__Work to do__
Locate every line in the records below that holds the word "with" and return each one.

[Extracted records]
——————————

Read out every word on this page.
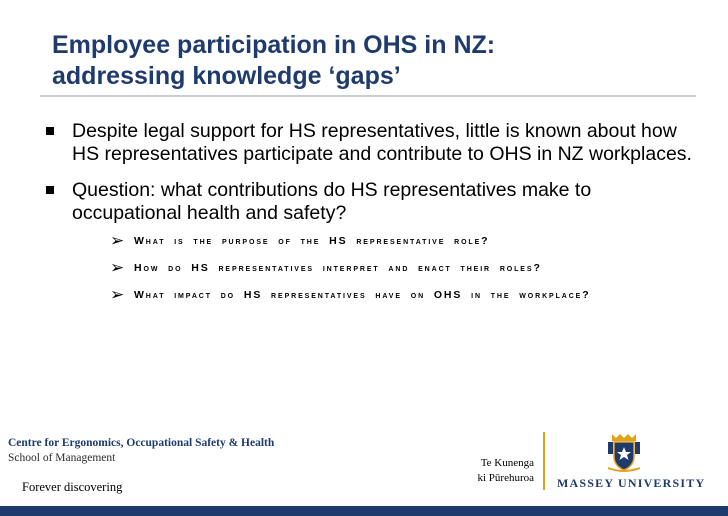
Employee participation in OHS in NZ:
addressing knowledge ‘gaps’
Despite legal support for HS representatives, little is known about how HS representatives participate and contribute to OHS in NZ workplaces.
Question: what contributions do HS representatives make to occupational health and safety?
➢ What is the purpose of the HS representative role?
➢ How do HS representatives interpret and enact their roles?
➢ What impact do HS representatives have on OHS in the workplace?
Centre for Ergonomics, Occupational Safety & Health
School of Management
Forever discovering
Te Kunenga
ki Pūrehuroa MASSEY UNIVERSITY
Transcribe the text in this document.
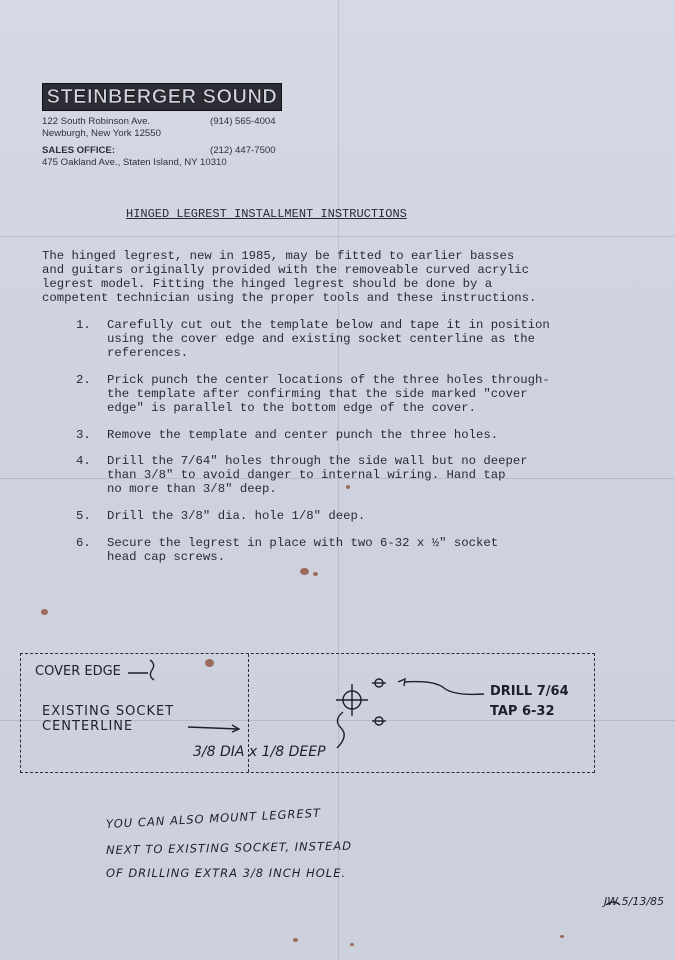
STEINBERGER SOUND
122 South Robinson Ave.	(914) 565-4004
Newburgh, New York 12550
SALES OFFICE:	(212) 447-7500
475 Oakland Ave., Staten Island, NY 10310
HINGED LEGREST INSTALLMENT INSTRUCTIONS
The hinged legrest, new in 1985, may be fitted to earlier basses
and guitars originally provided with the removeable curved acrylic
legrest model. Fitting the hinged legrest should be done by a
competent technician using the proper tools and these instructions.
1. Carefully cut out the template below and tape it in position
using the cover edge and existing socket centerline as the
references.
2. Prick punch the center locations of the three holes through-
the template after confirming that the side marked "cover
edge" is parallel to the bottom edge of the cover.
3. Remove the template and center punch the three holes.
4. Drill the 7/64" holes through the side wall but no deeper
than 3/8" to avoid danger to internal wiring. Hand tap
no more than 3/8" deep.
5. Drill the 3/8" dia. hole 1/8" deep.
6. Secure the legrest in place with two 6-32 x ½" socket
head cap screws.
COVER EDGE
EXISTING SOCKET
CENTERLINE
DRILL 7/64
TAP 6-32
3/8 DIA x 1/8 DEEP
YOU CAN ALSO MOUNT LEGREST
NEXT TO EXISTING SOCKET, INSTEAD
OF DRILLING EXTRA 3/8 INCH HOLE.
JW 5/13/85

——————————

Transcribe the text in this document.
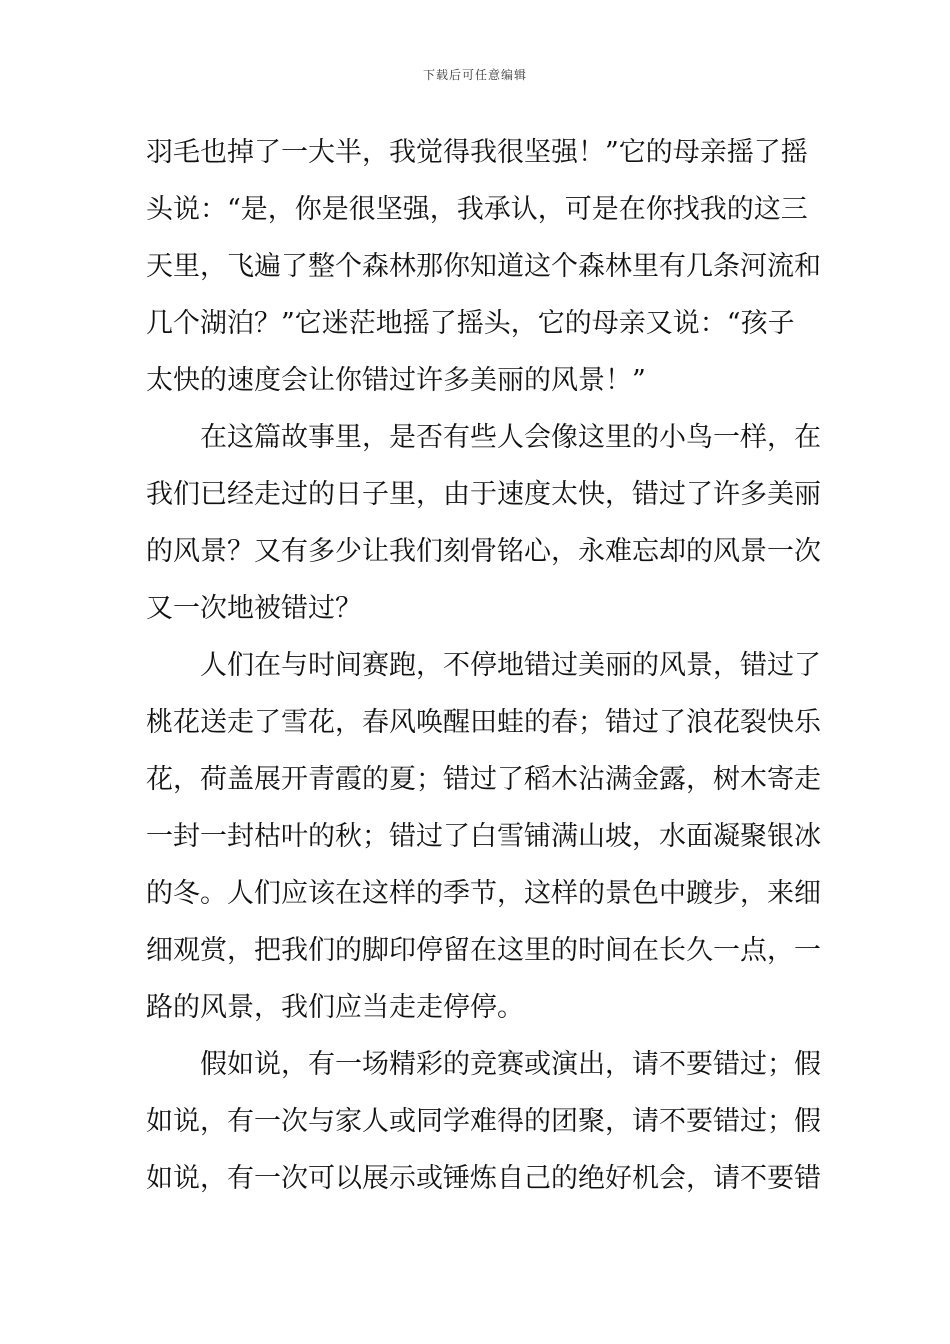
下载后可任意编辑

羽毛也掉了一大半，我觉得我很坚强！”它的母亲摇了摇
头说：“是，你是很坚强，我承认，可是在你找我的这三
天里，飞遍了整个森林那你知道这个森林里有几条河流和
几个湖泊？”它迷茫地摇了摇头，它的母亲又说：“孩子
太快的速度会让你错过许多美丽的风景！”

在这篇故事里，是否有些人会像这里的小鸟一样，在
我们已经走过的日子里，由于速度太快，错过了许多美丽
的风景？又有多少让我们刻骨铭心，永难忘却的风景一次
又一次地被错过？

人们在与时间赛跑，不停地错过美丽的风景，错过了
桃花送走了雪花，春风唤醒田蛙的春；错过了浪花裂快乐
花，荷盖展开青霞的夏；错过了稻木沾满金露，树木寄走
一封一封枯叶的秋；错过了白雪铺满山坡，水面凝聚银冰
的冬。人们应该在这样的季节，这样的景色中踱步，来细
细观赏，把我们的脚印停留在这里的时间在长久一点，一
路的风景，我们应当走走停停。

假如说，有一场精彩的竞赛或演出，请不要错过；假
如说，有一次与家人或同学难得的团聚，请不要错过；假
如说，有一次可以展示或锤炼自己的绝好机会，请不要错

——————————

__Right answer__
and guitars originally provided with the removeable curved acrylic
6. Secure the legrest in place with two 6-32 x ½" socket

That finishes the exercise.